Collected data
--------------------------------
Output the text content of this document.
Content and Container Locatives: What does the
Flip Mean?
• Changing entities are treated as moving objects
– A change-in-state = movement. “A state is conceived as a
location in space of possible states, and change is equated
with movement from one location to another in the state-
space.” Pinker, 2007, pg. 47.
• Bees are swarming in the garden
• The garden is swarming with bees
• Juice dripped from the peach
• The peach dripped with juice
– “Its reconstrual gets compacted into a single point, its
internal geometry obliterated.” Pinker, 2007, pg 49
--------------------------------
▸ **Brief**
Nothing should be left out: repeat all of the data exactly.

▸ **Expected answer**
Output the text content of this document.
Content and Container Locatives: What does the
Flip Mean?
• Changing entities are treated as moving objects
– A change-in-state = movement. “A state is conceived as a
location in space of possible states, and change is equated
with movement from one location to another in the state-
space.” Pinker, 2007, pg. 47.
• Bees are swarming in the garden
• The garden is swarming with bees
• Juice dripped from the peach
• The peach dripped with juice
– “Its reconstrual gets compacted into a single point, its
internal geometry obliterated.” Pinker, 2007, pg 49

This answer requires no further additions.